Written task: Transcribe all records exactly.

····················

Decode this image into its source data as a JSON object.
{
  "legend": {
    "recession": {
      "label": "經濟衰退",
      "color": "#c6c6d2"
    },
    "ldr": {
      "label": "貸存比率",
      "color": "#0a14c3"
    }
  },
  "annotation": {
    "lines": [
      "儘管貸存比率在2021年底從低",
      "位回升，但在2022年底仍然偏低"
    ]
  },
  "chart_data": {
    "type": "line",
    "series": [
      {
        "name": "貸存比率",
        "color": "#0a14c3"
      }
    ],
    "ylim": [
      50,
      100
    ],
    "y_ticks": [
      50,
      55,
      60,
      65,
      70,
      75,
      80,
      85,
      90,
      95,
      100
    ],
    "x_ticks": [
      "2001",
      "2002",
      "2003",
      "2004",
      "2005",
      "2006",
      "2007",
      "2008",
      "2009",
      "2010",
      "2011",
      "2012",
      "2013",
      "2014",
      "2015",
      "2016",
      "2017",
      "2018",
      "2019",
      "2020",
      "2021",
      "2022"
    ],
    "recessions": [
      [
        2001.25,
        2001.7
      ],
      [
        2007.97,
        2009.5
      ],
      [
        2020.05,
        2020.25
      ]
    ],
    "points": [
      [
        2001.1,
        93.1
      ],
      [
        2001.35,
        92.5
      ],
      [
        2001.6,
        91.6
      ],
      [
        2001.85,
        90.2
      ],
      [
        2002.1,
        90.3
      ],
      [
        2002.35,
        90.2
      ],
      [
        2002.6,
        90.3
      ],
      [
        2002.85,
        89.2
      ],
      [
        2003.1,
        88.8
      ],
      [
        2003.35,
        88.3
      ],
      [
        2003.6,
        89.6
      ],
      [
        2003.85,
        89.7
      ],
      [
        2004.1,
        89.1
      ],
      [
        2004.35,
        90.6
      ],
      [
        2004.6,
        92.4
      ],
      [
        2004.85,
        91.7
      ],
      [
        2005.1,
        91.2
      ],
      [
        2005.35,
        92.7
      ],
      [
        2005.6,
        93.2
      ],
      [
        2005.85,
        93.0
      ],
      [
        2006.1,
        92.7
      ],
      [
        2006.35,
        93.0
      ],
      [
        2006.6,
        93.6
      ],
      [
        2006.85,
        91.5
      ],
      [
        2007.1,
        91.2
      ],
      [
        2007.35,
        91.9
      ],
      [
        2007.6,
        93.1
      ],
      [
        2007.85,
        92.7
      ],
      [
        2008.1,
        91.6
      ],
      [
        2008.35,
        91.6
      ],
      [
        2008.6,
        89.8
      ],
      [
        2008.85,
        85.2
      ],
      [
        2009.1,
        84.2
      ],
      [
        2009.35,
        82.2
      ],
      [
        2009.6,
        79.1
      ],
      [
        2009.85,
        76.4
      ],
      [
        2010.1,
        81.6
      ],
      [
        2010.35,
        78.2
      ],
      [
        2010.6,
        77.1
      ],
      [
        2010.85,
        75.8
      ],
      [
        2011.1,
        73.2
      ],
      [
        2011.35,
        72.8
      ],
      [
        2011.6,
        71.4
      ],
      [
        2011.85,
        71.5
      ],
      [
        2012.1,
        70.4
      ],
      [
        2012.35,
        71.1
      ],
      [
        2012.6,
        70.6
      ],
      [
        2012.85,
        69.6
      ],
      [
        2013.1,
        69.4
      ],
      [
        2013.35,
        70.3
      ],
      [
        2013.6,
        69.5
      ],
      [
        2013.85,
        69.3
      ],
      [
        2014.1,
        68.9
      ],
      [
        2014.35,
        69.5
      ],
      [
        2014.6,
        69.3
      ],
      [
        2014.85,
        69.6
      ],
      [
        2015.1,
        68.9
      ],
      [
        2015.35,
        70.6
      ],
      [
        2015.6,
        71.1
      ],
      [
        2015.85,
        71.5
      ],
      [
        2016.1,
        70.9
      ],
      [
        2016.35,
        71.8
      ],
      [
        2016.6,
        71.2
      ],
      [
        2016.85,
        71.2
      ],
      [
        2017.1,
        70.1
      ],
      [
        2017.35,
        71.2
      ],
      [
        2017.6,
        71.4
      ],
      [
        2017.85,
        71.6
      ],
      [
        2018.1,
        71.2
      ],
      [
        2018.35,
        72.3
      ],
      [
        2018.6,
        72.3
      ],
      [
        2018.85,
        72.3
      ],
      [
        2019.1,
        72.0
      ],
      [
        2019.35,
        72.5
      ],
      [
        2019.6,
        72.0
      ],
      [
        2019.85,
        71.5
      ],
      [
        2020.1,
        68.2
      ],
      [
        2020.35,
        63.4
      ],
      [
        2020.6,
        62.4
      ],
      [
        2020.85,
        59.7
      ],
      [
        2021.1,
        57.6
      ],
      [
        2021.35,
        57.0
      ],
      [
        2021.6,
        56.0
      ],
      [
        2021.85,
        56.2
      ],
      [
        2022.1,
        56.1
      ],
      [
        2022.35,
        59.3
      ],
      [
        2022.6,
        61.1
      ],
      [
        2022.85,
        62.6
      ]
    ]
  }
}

····················

Finished answer:
Decode this image into its source data as a JSON object.
{
  "legend": {
    "recession": {
      "label": "經濟衰退",
      "color": "#c6c6d2"
    },
    "ldr": {
      "label": "貸存比率",
      "color": "#0a14c3"
    }
  },
  "annotation": {
    "lines": [
      "儘管貸存比率在2021年底從低",
      "位回升，但在2022年底仍然偏低"
    ]
  },
  "chart_data": {
    "type": "line",
    "series": [
      {
        "name": "貸存比率",
        "color": "#0a14c3"
      }
    ],
    "ylim": [
      50,
      100
    ],
    "y_ticks": [
      50,
      55,
      60,
      65,
      70,
      75,
      80,
      85,
      90,
      95,
      100
    ],
    "x_ticks": [
      "2001",
      "2002",
      "2003",
      "2004",
      "2005",
      "2006",
      "2007",
      "2008",
      "2009",
      "2010",
      "2011",
      "2012",
      "2013",
      "2014",
      "2015",
      "2016",
      "2017",
      "2018",
      "2019",
      "2020",
      "2021",
      "2022"
    ],
    "recessions": [
      [
        2001.25,
        2001.7
      ],
      [
        2007.97,
        2009.5
      ],
      [
        2020.05,
        2020.25
      ]
    ],
    "points": [
      [
        2001.1,
        93.1
      ],
      [
        2001.35,
        92.5
      ],
      [
        2001.6,
        91.6
      ],
      [
        2001.85,
        90.2
      ],
      [
        2002.1,
        90.3
      ],
      [
        2002.35,
        90.2
      ],
      [
        2002.6,
        90.3
      ],
      [
        2002.85,
        89.2
      ],
      [
        2003.1,
        88.8
      ],
      [
        2003.35,
        88.3
      ],
      [
        2003.6,
        89.6
      ],
      [
        2003.85,
        89.7
      ],
      [
        2004.1,
        89.1
      ],
      [
        2004.35,
        90.6
      ],
      [
        2004.6,
        92.4
      ],
      [
        2004.85,
        91.7
      ],
      [
        2005.1,
        91.2
      ],
      [
        2005.35,
        92.7
      ],
      [
        2005.6,
        93.2
      ],
      [
        2005.85,
        93.0
      ],
      [
        2006.1,
        92.7
      ],
      [
        2006.35,
        93.0
      ],
      [
        2006.6,
        93.6
      ],
      [
        2006.85,
        91.5
      ],
      [
        2007.1,
        91.2
      ],
      [
        2007.35,
        91.9
      ],
      [
        2007.6,
        93.1
      ],
      [
        2007.85,
        92.7
      ],
      [
        2008.1,
        91.6
      ],
      [
        2008.35,
        91.6
      ],
      [
        2008.6,
        89.8
      ],
      [
        2008.85,
        85.2
      ],
      [
        2009.1,
        84.2
      ],
      [
        2009.35,
        82.2
      ],
      [
        2009.6,
        79.1
      ],
      [
        2009.85,
        76.4
      ],
      [
        2010.1,
        81.6
      ],
      [
        2010.35,
        78.2
      ],
      [
        2010.6,
        77.1
      ],
      [
        2010.85,
        75.8
      ],
      [
        2011.1,
        73.2
      ],
      [
        2011.35,
        72.8
      ],
      [
        2011.6,
        71.4
      ],
      [
        2011.85,
        71.5
      ],
      [
        2012.1,
        70.4
      ],
      [
        2012.35,
        71.1
      ],
      [
        2012.6,
        70.6
      ],
      [
        2012.85,
        69.6
      ],
      [
        2013.1,
        69.4
      ],
      [
        2013.35,
        70.3
      ],
      [
        2013.6,
        69.5
      ],
      [
        2013.85,
        69.3
      ],
      [
        2014.1,
        68.9
      ],
      [
        2014.35,
        69.5
      ],
      [
        2014.6,
        69.3
      ],
      [
        2014.85,
        69.6
      ],
      [
        2015.1,
        68.9
      ],
      [
        2015.35,
        70.6
      ],
      [
        2015.6,
        71.1
      ],
      [
        2015.85,
        71.5
      ],
      [
        2016.1,
        70.9
      ],
      [
        2016.35,
        71.8
      ],
      [
        2016.6,
        71.2
      ],
      [
        2016.85,
        71.2
      ],
      [
        2017.1,
        70.1
      ],
      [
        2017.35,
        71.2
      ],
      [
        2017.6,
        71.4
      ],
      [
        2017.85,
        71.6
      ],
      [
        2018.1,
        71.2
      ],
      [
        2018.35,
        72.3
      ],
      [
        2018.6,
        72.3
      ],
      [
        2018.85,
        72.3
      ],
      [
        2019.1,
        72.0
      ],
      [
        2019.35,
        72.5
      ],
      [
        2019.6,
        72.0
      ],
      [
        2019.85,
        71.5
      ],
      [
        2020.1,
        68.2
      ],
      [
        2020.35,
        63.4
      ],
      [
        2020.6,
        62.4
      ],
      [
        2020.85,
        59.7
      ],
      [
        2021.1,
        57.6
      ],
      [
        2021.35,
        57.0
      ],
      [
        2021.6,
        56.0
      ],
      [
        2021.85,
        56.2
      ],
      [
        2022.1,
        56.1
      ],
      [
        2022.35,
        59.3
      ],
      [
        2022.6,
        61.1
      ],
      [
        2022.85,
        62.6
      ]
    ]
  }
}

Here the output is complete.